(AIM):
Omit any picture, and return the remaining data exactly as written.
·····
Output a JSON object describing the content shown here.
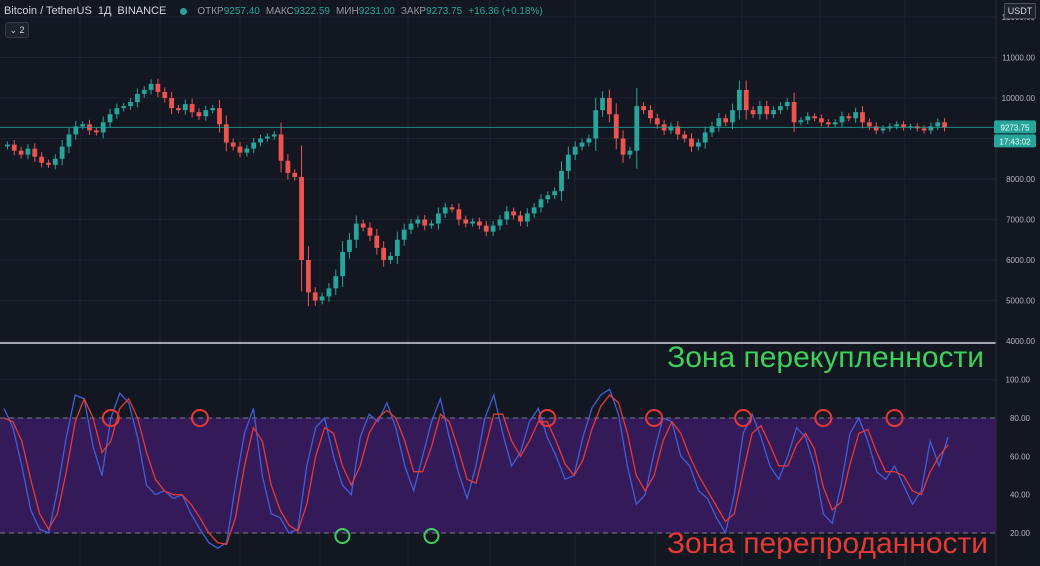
{
  "header": {
    "symbol": "Bitcoin / TetherUS",
    "interval": "1Д",
    "exchange": "BINANCE",
    "open_label": "ОТКР",
    "open_value": "9257.40",
    "high_label": "МАКС",
    "high_value": "9322.59",
    "low_label": "МИН",
    "low_value": "9231.00",
    "close_label": "ЗАКР",
    "close_value": "9273.75",
    "change": "+16.36 (+0.18%)"
  },
  "indicator_button": "⌄ 2",
  "currency_button": "USDT",
  "price_tag": "9273.75",
  "countdown_tag": "17:43:02",
  "overbought_label": "Зона перекупленности",
  "oversold_label": "Зона перепроданности",
  "colors": {
    "background": "#131722",
    "up": "#26a69a",
    "down": "#ef5350",
    "k_line": "#3f5fd8",
    "d_line": "#e53935",
    "band": "#3b1b63",
    "overbought_text": "#3ed15a",
    "oversold_text": "#e53935"
  },
  "chart_data": [
    {
      "type": "candlestick",
      "title": "",
      "xlabel": "",
      "ylabel": "",
      "ylim": [
        4000,
        12000
      ],
      "y_ticks": [
        "4000.00",
        "5000.00",
        "6000.00",
        "7000.00",
        "8000.00",
        "9000.00",
        "10000.00",
        "11000.00",
        "12000.00"
      ],
      "y_tick_values": [
        4000,
        5000,
        6000,
        7000,
        8000,
        9000,
        10000,
        11000,
        12000
      ],
      "last_price": 9273.75,
      "grid": true,
      "closes": [
        8850,
        8700,
        8600,
        8750,
        8550,
        8400,
        8350,
        8500,
        8800,
        9100,
        9300,
        9350,
        9200,
        9150,
        9400,
        9600,
        9750,
        9800,
        9900,
        10100,
        10200,
        10350,
        10150,
        10000,
        9750,
        9700,
        9850,
        9650,
        9550,
        9700,
        9750,
        9350,
        8900,
        8800,
        8650,
        8750,
        8900,
        9000,
        9050,
        9100,
        8450,
        8150,
        8050,
        6000,
        5200,
        5000,
        5100,
        5300,
        5600,
        6200,
        6500,
        6900,
        6800,
        6600,
        6300,
        6000,
        6100,
        6500,
        6750,
        6900,
        7000,
        6850,
        6900,
        7150,
        7300,
        7250,
        7000,
        6900,
        6950,
        6850,
        6700,
        6850,
        7000,
        7200,
        7100,
        6950,
        7150,
        7300,
        7500,
        7600,
        7700,
        8200,
        8600,
        8800,
        8900,
        9000,
        9700,
        10000,
        9600,
        9000,
        8600,
        8700,
        9800,
        9700,
        9500,
        9350,
        9200,
        9300,
        9100,
        9000,
        8800,
        8900,
        9150,
        9300,
        9500,
        9400,
        9700,
        10200,
        9700,
        9600,
        9800,
        9600,
        9700,
        9800,
        9900,
        9400,
        9450,
        9550,
        9500,
        9400,
        9350,
        9400,
        9550,
        9500,
        9650,
        9400,
        9300,
        9200,
        9250,
        9300,
        9350,
        9280,
        9300,
        9250,
        9200,
        9300,
        9400,
        9273.75
      ]
    },
    {
      "type": "line",
      "title": "",
      "ylim": [
        10,
        110
      ],
      "y_ticks": [
        "20.00",
        "40.00",
        "60.00",
        "80.00",
        "100.00"
      ],
      "y_tick_values": [
        20,
        40,
        60,
        80,
        100
      ],
      "overbought": 80,
      "oversold": 20,
      "grid": true,
      "series": [
        {
          "values": [
            85,
            75,
            55,
            32,
            22,
            20,
            42,
            70,
            92,
            90,
            65,
            50,
            80,
            93,
            88,
            70,
            45,
            40,
            42,
            38,
            40,
            30,
            22,
            15,
            12,
            15,
            45,
            72,
            85,
            50,
            30,
            28,
            20,
            22,
            55,
            75,
            80,
            60,
            45,
            40,
            70,
            82,
            78,
            88,
            75,
            55,
            42,
            60,
            78,
            90,
            70,
            52,
            38,
            55,
            80,
            92,
            72,
            55,
            62,
            78,
            85,
            70,
            60,
            48,
            50,
            70,
            85,
            92,
            95,
            82,
            55,
            35,
            40,
            62,
            80,
            78,
            60,
            55,
            42,
            38,
            28,
            20,
            40,
            72,
            82,
            70,
            55,
            48,
            60,
            75,
            70,
            55,
            30,
            25,
            45,
            72,
            80,
            68,
            52,
            48,
            55,
            45,
            35,
            42,
            68,
            55,
            70
          ]
        },
        {
          "values": [
            80,
            78,
            68,
            48,
            30,
            22,
            30,
            52,
            78,
            90,
            80,
            62,
            68,
            85,
            90,
            80,
            62,
            48,
            42,
            40,
            40,
            35,
            28,
            20,
            15,
            14,
            28,
            55,
            75,
            68,
            45,
            32,
            24,
            21,
            35,
            60,
            75,
            72,
            55,
            45,
            55,
            72,
            80,
            84,
            80,
            68,
            52,
            52,
            65,
            82,
            78,
            64,
            48,
            46,
            64,
            82,
            82,
            68,
            60,
            68,
            78,
            78,
            68,
            56,
            50,
            58,
            74,
            86,
            92,
            88,
            72,
            50,
            42,
            50,
            68,
            78,
            72,
            60,
            50,
            42,
            34,
            26,
            30,
            52,
            72,
            76,
            66,
            55,
            55,
            66,
            72,
            64,
            44,
            32,
            36,
            56,
            72,
            74,
            62,
            52,
            52,
            50,
            42,
            40,
            52,
            60,
            66
          ]
        }
      ],
      "markers_overbought": [
        12,
        22,
        61,
        73,
        83,
        92,
        100,
        118
      ],
      "markers_oversold": [
        38,
        48
      ]
    }
  ]
}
·····
(FULL RESPONSE):
Output a JSON object describing the content shown here.
{
  "header": {
    "symbol": "Bitcoin / TetherUS",
    "interval": "1Д",
    "exchange": "BINANCE",
    "open_label": "ОТКР",
    "open_value": "9257.40",
    "high_label": "МАКС",
    "high_value": "9322.59",
    "low_label": "МИН",
    "low_value": "9231.00",
    "close_label": "ЗАКР",
    "close_value": "9273.75",
    "change": "+16.36 (+0.18%)"
  },
  "indicator_button": "⌄ 2",
  "currency_button": "USDT",
  "price_tag": "9273.75",
  "countdown_tag": "17:43:02",
  "overbought_label": "Зона перекупленности",
  "oversold_label": "Зона перепроданности",
  "colors": {
    "background": "#131722",
    "up": "#26a69a",
    "down": "#ef5350",
    "k_line": "#3f5fd8",
    "d_line": "#e53935",
    "band": "#3b1b63",
    "overbought_text": "#3ed15a",
    "oversold_text": "#e53935"
  },
  "chart_data": [
    {
      "type": "candlestick",
      "title": "",
      "xlabel": "",
      "ylabel": "",
      "ylim": [
        4000,
        12000
      ],
      "y_ticks": [
        "4000.00",
        "5000.00",
        "6000.00",
        "7000.00",
        "8000.00",
        "9000.00",
        "10000.00",
        "11000.00",
        "12000.00"
      ],
      "y_tick_values": [
        4000,
        5000,
        6000,
        7000,
        8000,
        9000,
        10000,
        11000,
        12000
      ],
      "last_price": 9273.75,
      "grid": true,
      "closes": [
        8850,
        8700,
        8600,
        8750,
        8550,
        8400,
        8350,
        8500,
        8800,
        9100,
        9300,
        9350,
        9200,
        9150,
        9400,
        9600,
        9750,
        9800,
        9900,
        10100,
        10200,
        10350,
        10150,
        10000,
        9750,
        9700,
        9850,
        9650,
        9550,
        9700,
        9750,
        9350,
        8900,
        8800,
        8650,
        8750,
        8900,
        9000,
        9050,
        9100,
        8450,
        8150,
        8050,
        6000,
        5200,
        5000,
        5100,
        5300,
        5600,
        6200,
        6500,
        6900,
        6800,
        6600,
        6300,
        6000,
        6100,
        6500,
        6750,
        6900,
        7000,
        6850,
        6900,
        7150,
        7300,
        7250,
        7000,
        6900,
        6950,
        6850,
        6700,
        6850,
        7000,
        7200,
        7100,
        6950,
        7150,
        7300,
        7500,
        7600,
        7700,
        8200,
        8600,
        8800,
        8900,
        9000,
        9700,
        10000,
        9600,
        9000,
        8600,
        8700,
        9800,
        9700,
        9500,
        9350,
        9200,
        9300,
        9100,
        9000,
        8800,
        8900,
        9150,
        9300,
        9500,
        9400,
        9700,
        10200,
        9700,
        9600,
        9800,
        9600,
        9700,
        9800,
        9900,
        9400,
        9450,
        9550,
        9500,
        9400,
        9350,
        9400,
        9550,
        9500,
        9650,
        9400,
        9300,
        9200,
        9250,
        9300,
        9350,
        9280,
        9300,
        9250,
        9200,
        9300,
        9400,
        9273.75
      ]
    },
    {
      "type": "line",
      "title": "",
      "ylim": [
        10,
        110
      ],
      "y_ticks": [
        "20.00",
        "40.00",
        "60.00",
        "80.00",
        "100.00"
      ],
      "y_tick_values": [
        20,
        40,
        60,
        80,
        100
      ],
      "overbought": 80,
      "oversold": 20,
      "grid": true,
      "series": [
        {
          "values": [
            85,
            75,
            55,
            32,
            22,
            20,
            42,
            70,
            92,
            90,
            65,
            50,
            80,
            93,
            88,
            70,
            45,
            40,
            42,
            38,
            40,
            30,
            22,
            15,
            12,
            15,
            45,
            72,
            85,
            50,
            30,
            28,
            20,
            22,
            55,
            75,
            80,
            60,
            45,
            40,
            70,
            82,
            78,
            88,
            75,
            55,
            42,
            60,
            78,
            90,
            70,
            52,
            38,
            55,
            80,
            92,
            72,
            55,
            62,
            78,
            85,
            70,
            60,
            48,
            50,
            70,
            85,
            92,
            95,
            82,
            55,
            35,
            40,
            62,
            80,
            78,
            60,
            55,
            42,
            38,
            28,
            20,
            40,
            72,
            82,
            70,
            55,
            48,
            60,
            75,
            70,
            55,
            30,
            25,
            45,
            72,
            80,
            68,
            52,
            48,
            55,
            45,
            35,
            42,
            68,
            55,
            70
          ]
        },
        {
          "values": [
            80,
            78,
            68,
            48,
            30,
            22,
            30,
            52,
            78,
            90,
            80,
            62,
            68,
            85,
            90,
            80,
            62,
            48,
            42,
            40,
            40,
            35,
            28,
            20,
            15,
            14,
            28,
            55,
            75,
            68,
            45,
            32,
            24,
            21,
            35,
            60,
            75,
            72,
            55,
            45,
            55,
            72,
            80,
            84,
            80,
            68,
            52,
            52,
            65,
            82,
            78,
            64,
            48,
            46,
            64,
            82,
            82,
            68,
            60,
            68,
            78,
            78,
            68,
            56,
            50,
            58,
            74,
            86,
            92,
            88,
            72,
            50,
            42,
            50,
            68,
            78,
            72,
            60,
            50,
            42,
            34,
            26,
            30,
            52,
            72,
            76,
            66,
            55,
            55,
            66,
            72,
            64,
            44,
            32,
            36,
            56,
            72,
            74,
            62,
            52,
            52,
            50,
            42,
            40,
            52,
            60,
            66
          ]
        }
      ],
      "markers_overbought": [
        12,
        22,
        61,
        73,
        83,
        92,
        100,
        118
      ],
      "markers_oversold": [
        38,
        48
      ]
    }
  ]
}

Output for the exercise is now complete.